** BEGIN Excerpted records **

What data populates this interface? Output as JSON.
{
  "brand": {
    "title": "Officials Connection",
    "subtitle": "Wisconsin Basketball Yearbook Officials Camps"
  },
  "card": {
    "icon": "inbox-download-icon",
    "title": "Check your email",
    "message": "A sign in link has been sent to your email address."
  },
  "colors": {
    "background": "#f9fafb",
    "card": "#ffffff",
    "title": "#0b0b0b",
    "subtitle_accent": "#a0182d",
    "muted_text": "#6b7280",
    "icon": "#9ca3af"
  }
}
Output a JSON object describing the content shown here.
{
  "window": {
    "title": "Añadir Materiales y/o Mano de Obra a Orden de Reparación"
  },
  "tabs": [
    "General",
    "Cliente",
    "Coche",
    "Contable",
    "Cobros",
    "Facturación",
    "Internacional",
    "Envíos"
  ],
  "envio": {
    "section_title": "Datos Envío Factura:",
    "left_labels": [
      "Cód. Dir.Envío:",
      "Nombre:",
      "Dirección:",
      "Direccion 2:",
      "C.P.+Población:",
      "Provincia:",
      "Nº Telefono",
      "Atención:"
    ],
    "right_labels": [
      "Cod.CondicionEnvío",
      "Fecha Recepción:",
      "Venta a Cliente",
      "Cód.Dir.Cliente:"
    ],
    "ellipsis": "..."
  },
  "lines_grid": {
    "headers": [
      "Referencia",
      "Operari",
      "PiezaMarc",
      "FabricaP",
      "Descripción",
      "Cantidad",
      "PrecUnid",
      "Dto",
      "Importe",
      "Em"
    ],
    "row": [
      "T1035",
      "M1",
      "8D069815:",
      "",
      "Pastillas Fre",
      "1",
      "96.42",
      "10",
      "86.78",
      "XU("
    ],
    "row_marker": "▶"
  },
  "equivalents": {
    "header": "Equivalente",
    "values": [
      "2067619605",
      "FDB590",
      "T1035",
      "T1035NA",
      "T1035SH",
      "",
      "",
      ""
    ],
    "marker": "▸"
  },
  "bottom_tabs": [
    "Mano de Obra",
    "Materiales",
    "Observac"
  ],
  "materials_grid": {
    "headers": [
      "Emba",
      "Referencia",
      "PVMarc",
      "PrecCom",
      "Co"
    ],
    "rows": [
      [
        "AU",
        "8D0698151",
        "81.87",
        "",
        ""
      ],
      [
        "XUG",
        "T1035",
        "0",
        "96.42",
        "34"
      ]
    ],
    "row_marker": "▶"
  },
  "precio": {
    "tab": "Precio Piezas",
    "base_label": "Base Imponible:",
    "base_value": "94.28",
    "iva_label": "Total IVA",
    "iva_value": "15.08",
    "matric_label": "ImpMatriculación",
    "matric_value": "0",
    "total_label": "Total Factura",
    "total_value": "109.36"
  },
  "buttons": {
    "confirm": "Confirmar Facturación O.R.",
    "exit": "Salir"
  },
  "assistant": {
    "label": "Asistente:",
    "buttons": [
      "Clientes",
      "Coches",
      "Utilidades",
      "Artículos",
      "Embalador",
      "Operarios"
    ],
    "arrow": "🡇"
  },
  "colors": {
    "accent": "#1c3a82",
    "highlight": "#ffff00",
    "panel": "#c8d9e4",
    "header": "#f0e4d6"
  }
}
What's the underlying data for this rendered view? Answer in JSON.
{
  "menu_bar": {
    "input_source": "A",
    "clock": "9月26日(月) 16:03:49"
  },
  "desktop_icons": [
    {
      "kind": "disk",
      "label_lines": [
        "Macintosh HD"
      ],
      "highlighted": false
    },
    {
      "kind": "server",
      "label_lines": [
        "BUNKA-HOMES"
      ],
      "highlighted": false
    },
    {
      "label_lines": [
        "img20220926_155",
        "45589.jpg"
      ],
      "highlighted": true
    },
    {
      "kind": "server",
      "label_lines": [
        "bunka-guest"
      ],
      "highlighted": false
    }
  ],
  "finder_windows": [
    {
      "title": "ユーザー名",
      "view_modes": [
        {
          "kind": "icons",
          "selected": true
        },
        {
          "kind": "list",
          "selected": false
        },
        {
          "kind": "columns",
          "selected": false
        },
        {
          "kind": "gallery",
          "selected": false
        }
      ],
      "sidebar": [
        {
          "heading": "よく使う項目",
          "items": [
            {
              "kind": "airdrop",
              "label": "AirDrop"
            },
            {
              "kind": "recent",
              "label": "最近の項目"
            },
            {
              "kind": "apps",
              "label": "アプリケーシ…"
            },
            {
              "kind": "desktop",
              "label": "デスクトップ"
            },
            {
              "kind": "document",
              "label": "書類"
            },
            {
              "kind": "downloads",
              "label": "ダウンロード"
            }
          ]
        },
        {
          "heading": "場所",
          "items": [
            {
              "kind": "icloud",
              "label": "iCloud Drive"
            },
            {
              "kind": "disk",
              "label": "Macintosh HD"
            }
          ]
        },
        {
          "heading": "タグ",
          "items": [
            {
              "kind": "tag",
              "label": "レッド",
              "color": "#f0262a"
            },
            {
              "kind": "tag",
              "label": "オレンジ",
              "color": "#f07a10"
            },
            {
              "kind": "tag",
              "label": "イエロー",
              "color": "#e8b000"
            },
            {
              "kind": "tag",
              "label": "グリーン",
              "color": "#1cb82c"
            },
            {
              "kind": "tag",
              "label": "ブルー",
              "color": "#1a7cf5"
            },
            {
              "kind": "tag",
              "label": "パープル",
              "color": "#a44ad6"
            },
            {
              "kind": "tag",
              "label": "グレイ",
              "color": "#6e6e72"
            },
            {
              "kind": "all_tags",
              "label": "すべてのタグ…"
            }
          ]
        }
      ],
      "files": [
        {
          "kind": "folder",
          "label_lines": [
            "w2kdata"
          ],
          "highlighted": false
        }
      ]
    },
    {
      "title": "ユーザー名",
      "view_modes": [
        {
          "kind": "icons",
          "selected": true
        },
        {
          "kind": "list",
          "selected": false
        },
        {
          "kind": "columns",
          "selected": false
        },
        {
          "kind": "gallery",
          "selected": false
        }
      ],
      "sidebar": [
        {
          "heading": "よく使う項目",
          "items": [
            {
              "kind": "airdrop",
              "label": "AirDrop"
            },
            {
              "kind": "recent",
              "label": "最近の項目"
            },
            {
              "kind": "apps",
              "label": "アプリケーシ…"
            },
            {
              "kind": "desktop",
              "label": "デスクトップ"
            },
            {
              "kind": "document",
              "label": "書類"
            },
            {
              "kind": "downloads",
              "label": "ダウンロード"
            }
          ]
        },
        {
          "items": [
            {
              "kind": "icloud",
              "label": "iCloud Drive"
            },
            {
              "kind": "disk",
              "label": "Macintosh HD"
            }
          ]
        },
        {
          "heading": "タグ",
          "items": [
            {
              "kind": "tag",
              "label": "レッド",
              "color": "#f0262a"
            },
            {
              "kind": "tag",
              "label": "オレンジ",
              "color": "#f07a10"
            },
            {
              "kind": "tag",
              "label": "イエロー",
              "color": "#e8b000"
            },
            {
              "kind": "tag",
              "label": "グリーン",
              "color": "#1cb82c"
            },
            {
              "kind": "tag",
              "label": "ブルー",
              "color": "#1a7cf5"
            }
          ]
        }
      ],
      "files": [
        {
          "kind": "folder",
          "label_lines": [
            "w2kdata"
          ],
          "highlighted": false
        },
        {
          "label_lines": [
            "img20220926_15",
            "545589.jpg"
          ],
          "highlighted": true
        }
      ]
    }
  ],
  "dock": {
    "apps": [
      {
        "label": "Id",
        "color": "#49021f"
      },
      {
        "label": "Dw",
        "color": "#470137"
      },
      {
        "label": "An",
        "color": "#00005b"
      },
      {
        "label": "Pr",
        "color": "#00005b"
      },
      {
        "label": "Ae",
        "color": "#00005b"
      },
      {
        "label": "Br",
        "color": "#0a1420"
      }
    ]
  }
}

** END Excerpted records **

For the data above, state only how many lines include the word "your".

* Output of the task:
2